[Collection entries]
------------------------------------------------------------
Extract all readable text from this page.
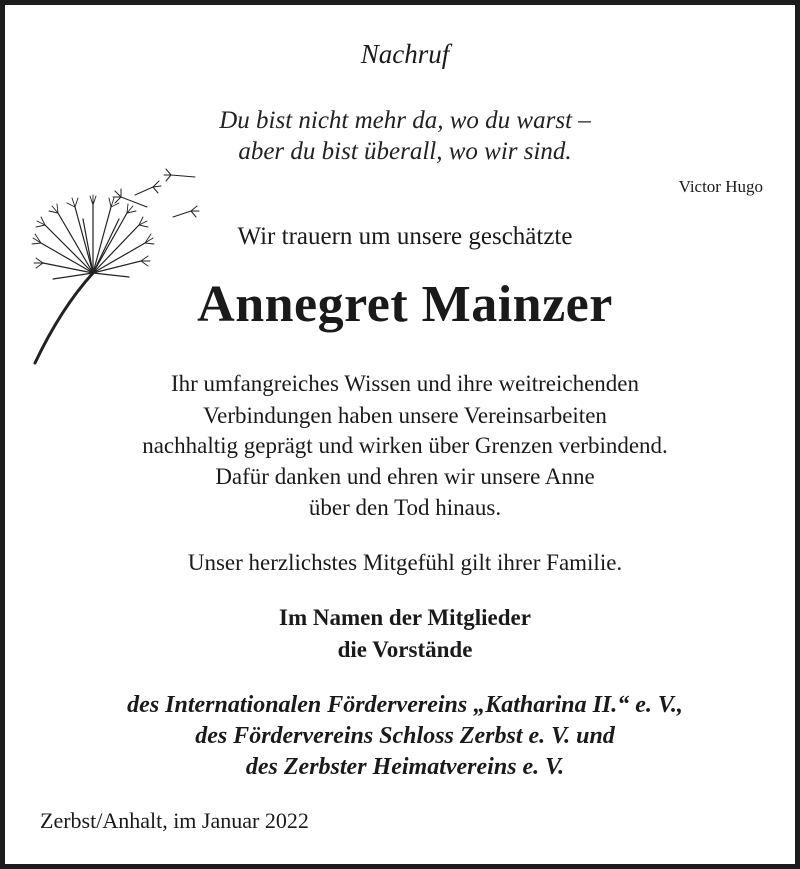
Nachruf
Du bist nicht mehr da, wo du warst –
aber du bist überall, wo wir sind.
Victor Hugo
Wir trauern um unsere geschätzte
Annegret Mainzer
Ihr umfangreiches Wissen und ihre weitreichenden
Verbindungen haben unsere Vereinsarbeiten
nachhaltig geprägt und wirken über Grenzen verbindend.
Dafür danken und ehren wir unsere Anne
über den Tod hinaus.
Unser herzlichstes Mitgefühl gilt ihrer Familie.
Im Namen der Mitglieder
die Vorstände
des Internationalen Fördervereins „Katharina II.“ e. V.,
des Fördervereins Schloss Zerbst e. V. und
des Zerbster Heimatvereins e. V.
Zerbst/Anhalt, im Januar 2022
------------------------------------------------------------
Output the entries above exactly. Drop the pictures.

TASK RESPONSE
Extract all readable text from this page.
Nachruf
Du bist nicht mehr da, wo du warst –
aber du bist überall, wo wir sind.
Victor Hugo
Wir trauern um unsere geschätzte
Annegret Mainzer
Ihr umfangreiches Wissen und ihre weitreichenden
Verbindungen haben unsere Vereinsarbeiten
nachhaltig geprägt und wirken über Grenzen verbindend.
Dafür danken und ehren wir unsere Anne
über den Tod hinaus.
Unser herzlichstes Mitgefühl gilt ihrer Familie.
Im Namen der Mitglieder
die Vorstände
des Internationalen Fördervereins „Katharina II.“ e. V.,
des Fördervereins Schloss Zerbst e. V. und
des Zerbster Heimatvereins e. V.
Zerbst/Anhalt, im Januar 2022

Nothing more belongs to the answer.